◆ Instructions to follow ◆
Reproduce the records from the start through the line containing "401, 1374, 433]", replacing "Confidence" with "Score" and keeping everything else unchanged.

◆ Supplied material ◆
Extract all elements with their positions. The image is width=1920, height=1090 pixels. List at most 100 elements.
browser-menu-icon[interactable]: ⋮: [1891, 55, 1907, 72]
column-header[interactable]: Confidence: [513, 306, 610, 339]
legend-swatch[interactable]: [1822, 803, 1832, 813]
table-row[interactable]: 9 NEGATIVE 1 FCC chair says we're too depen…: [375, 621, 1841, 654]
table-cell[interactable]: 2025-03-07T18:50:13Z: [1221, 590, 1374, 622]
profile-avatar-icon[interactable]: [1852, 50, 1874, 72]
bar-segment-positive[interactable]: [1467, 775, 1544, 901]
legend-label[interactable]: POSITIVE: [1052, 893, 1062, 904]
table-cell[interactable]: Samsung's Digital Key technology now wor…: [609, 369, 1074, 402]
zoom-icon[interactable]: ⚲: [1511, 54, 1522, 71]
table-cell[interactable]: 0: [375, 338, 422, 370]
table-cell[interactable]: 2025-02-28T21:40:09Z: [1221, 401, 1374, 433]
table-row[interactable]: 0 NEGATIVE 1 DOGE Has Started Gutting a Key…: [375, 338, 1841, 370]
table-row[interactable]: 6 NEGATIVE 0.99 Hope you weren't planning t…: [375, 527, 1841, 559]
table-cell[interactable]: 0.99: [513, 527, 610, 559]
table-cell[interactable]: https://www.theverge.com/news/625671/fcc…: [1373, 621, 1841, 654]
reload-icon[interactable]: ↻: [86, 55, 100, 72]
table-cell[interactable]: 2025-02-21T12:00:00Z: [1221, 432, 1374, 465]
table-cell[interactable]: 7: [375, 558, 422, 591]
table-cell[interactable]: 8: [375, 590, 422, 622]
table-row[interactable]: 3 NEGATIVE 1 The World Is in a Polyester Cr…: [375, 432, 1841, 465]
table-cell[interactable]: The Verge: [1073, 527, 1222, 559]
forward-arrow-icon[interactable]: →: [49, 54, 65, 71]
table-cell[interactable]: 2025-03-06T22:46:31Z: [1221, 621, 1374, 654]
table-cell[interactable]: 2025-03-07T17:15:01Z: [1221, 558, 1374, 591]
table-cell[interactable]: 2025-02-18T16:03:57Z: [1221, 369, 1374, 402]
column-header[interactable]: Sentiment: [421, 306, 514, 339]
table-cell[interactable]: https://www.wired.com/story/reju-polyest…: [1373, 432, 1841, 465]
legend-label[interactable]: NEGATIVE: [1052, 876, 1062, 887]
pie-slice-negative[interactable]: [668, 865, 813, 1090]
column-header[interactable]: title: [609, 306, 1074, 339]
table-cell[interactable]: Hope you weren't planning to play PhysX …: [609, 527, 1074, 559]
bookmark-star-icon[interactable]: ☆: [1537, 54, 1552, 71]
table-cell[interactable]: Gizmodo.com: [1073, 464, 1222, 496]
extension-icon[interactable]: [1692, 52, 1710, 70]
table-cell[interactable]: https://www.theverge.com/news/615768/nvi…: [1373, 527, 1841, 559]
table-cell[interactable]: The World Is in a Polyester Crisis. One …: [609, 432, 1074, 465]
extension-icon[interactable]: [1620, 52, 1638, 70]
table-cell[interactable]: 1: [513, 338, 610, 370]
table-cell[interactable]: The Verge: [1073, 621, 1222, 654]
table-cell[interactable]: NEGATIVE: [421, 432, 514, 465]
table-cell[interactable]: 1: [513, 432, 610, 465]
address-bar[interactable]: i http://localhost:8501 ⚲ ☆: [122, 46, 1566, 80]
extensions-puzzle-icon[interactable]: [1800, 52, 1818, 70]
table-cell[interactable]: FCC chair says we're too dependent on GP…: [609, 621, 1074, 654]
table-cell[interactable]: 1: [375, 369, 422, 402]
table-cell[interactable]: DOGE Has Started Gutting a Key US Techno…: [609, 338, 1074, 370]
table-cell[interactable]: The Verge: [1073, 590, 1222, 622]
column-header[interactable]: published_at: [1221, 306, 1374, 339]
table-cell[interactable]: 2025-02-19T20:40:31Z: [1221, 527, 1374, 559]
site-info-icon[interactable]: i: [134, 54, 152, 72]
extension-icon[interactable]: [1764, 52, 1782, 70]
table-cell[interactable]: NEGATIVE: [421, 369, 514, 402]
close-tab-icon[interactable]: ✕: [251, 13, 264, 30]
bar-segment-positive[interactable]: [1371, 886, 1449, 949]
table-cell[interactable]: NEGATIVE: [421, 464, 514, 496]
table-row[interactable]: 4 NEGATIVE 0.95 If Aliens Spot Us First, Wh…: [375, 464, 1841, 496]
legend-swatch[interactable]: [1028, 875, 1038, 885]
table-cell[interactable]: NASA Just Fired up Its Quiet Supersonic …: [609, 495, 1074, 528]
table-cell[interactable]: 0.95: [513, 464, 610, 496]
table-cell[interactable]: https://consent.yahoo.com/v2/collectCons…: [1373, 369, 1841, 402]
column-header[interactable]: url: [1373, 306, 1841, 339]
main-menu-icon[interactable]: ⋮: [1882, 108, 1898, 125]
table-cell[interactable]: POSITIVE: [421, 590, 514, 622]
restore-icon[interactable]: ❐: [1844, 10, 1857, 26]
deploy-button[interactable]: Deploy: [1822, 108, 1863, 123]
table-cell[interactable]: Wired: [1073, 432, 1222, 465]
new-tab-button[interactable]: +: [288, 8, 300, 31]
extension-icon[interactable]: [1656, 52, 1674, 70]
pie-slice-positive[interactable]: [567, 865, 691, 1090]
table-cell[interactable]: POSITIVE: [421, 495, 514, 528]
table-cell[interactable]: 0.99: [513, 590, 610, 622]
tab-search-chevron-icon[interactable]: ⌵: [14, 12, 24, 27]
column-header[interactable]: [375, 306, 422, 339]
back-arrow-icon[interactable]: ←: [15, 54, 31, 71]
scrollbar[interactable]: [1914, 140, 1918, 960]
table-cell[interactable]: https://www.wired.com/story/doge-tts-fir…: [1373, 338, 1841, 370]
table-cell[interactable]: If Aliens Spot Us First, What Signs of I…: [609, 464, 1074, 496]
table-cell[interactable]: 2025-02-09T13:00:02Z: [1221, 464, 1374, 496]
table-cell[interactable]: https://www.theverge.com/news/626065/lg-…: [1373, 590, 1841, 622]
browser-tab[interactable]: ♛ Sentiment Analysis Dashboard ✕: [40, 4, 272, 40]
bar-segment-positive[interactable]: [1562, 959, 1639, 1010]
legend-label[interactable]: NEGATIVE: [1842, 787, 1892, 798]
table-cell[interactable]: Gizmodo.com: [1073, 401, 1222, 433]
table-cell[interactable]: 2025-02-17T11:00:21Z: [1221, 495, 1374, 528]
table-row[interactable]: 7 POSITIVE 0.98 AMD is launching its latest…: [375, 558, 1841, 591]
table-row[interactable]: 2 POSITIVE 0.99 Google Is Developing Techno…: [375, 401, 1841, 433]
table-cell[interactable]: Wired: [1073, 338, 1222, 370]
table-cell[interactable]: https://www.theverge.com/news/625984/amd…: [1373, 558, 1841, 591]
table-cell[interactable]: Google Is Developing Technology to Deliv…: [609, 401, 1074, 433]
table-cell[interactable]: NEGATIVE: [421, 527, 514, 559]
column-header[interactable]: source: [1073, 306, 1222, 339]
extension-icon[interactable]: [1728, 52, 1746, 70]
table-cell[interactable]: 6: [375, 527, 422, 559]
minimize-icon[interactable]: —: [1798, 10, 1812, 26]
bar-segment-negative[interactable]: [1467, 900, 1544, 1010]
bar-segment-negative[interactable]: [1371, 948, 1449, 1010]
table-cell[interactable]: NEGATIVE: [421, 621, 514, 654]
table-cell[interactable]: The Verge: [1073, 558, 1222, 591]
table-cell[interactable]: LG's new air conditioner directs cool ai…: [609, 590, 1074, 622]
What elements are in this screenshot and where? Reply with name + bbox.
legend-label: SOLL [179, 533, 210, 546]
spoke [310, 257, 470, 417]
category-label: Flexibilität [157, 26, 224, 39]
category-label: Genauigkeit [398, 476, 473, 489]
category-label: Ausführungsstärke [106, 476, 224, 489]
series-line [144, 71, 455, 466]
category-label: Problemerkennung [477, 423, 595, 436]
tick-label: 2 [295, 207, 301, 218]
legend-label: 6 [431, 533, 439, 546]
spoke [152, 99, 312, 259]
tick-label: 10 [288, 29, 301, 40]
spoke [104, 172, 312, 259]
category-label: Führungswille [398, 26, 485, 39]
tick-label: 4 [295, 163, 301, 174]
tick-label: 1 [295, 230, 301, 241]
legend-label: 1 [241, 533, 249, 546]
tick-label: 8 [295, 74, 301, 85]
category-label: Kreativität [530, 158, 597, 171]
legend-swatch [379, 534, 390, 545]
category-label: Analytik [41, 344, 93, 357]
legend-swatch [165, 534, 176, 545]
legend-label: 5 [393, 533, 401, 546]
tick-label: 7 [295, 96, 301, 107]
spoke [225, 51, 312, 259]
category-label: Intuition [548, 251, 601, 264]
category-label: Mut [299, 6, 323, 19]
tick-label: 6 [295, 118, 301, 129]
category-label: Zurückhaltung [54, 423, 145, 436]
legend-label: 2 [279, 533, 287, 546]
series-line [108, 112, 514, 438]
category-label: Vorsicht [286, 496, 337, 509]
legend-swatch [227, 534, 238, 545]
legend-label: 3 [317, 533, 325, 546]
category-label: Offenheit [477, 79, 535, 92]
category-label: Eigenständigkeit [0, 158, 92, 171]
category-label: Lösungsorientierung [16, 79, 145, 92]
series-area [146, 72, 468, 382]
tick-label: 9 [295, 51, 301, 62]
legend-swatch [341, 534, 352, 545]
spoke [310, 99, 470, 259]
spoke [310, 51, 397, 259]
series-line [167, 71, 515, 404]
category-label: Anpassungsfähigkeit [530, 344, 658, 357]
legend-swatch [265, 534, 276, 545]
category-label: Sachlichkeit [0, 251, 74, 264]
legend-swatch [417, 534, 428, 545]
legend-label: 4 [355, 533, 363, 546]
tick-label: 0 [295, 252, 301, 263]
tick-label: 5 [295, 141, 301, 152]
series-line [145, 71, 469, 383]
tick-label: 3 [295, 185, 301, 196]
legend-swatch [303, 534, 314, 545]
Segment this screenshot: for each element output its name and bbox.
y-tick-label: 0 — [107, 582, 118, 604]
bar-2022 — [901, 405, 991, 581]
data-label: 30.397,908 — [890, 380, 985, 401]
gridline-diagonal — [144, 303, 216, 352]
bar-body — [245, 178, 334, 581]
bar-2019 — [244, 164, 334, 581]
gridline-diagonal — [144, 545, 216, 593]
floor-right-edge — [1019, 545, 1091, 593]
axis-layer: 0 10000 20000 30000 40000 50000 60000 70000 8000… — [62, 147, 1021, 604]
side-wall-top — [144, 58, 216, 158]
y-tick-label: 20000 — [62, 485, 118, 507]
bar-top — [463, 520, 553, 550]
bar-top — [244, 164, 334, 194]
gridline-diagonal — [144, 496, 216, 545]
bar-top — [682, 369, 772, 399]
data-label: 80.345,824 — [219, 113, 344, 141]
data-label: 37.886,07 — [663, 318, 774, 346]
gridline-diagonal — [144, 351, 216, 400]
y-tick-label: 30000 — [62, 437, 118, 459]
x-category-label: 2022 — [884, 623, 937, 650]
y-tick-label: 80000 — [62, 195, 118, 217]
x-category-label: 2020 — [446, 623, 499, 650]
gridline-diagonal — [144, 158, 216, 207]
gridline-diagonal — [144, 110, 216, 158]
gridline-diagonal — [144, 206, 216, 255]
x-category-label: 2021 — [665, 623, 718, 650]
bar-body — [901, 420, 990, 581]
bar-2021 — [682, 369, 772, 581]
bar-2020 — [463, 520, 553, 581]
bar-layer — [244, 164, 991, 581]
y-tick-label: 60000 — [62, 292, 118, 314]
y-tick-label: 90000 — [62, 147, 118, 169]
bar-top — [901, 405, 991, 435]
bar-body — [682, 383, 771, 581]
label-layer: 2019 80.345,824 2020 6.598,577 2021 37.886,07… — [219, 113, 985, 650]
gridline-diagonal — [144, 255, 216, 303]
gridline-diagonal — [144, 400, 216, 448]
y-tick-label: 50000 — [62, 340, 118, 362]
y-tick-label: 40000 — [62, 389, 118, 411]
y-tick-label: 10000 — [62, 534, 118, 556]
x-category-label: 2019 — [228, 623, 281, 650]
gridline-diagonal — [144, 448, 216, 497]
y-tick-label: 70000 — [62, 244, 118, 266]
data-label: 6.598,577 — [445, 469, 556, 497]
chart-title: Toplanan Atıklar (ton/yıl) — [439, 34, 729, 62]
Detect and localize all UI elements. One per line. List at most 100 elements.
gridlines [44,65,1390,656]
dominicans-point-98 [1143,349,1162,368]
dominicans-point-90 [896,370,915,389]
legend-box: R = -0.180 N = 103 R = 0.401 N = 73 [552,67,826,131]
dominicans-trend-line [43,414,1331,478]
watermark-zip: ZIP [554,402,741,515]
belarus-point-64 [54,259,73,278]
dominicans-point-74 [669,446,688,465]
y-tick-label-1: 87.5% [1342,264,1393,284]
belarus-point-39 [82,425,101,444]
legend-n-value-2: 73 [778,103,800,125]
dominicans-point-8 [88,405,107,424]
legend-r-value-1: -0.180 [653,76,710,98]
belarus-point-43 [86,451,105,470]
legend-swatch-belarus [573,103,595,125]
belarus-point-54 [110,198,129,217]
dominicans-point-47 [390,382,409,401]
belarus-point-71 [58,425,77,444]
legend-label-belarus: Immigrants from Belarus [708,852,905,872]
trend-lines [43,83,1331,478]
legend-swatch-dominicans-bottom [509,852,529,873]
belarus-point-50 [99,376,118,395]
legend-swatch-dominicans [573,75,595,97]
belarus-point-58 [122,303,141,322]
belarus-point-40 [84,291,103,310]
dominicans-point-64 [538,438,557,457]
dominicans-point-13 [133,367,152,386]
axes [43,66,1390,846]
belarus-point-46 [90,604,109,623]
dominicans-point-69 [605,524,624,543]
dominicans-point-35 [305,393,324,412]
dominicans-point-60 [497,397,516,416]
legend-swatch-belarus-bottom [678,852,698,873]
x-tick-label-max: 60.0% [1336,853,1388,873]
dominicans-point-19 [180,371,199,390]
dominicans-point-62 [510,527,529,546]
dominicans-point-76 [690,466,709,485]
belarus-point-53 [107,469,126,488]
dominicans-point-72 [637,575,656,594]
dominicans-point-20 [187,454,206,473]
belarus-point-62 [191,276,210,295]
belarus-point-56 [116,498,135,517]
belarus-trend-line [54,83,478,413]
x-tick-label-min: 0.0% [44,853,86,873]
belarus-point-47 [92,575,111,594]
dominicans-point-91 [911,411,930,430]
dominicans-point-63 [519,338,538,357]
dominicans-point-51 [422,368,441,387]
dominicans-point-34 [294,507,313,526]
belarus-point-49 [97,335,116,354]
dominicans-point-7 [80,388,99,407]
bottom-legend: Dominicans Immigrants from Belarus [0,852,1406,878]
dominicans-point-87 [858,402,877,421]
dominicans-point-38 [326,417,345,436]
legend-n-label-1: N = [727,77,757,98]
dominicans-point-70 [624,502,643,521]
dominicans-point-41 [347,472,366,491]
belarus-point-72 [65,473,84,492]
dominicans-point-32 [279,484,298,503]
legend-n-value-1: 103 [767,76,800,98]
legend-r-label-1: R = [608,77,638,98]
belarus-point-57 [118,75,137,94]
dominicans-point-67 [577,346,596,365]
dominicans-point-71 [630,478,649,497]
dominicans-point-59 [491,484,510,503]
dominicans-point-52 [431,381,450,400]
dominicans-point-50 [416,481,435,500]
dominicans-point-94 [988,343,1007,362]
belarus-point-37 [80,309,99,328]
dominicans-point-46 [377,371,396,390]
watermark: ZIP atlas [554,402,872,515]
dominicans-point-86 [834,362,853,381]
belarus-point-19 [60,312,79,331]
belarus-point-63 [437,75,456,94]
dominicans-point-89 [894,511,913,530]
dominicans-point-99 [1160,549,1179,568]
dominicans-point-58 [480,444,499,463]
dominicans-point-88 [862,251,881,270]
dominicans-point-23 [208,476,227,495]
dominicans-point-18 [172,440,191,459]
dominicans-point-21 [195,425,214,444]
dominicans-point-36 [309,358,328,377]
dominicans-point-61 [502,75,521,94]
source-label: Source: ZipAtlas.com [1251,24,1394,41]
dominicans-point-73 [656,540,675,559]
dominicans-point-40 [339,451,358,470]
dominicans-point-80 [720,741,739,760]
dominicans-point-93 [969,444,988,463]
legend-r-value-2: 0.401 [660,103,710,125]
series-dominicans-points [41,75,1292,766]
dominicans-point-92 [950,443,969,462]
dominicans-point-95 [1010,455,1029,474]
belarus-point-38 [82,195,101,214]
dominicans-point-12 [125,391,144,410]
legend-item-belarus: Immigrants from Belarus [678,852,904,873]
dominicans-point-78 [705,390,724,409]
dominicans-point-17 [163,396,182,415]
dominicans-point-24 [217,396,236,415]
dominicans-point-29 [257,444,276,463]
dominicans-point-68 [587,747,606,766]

◆ Response ◆
Extract all elements with their positions. The image is width=1920, height=1090 pixels. List at most 100 elements.
browser-menu-icon[interactable]: ⋮: [1891, 55, 1907, 72]
column-header[interactable]: Score: [513, 306, 610, 339]
legend-swatch[interactable]: [1822, 803, 1832, 813]
table-row[interactable]: 9 NEGATIVE 1 FCC chair says we're too depen…: [375, 621, 1841, 654]
table-cell[interactable]: 2025-03-07T18:50:13Z: [1221, 590, 1374, 622]
profile-avatar-icon[interactable]: [1852, 50, 1874, 72]
bar-segment-positive[interactable]: [1467, 775, 1544, 901]
legend-label[interactable]: POSITIVE: [1052, 893, 1062, 904]
table-cell[interactable]: Samsung's Digital Key technology now wor…: [609, 369, 1074, 402]
zoom-icon[interactable]: ⚲: [1511, 54, 1522, 71]
table-cell[interactable]: 0: [375, 338, 422, 370]
table-cell[interactable]: 2025-02-28T21:40:09Z: [1221, 401, 1374, 433]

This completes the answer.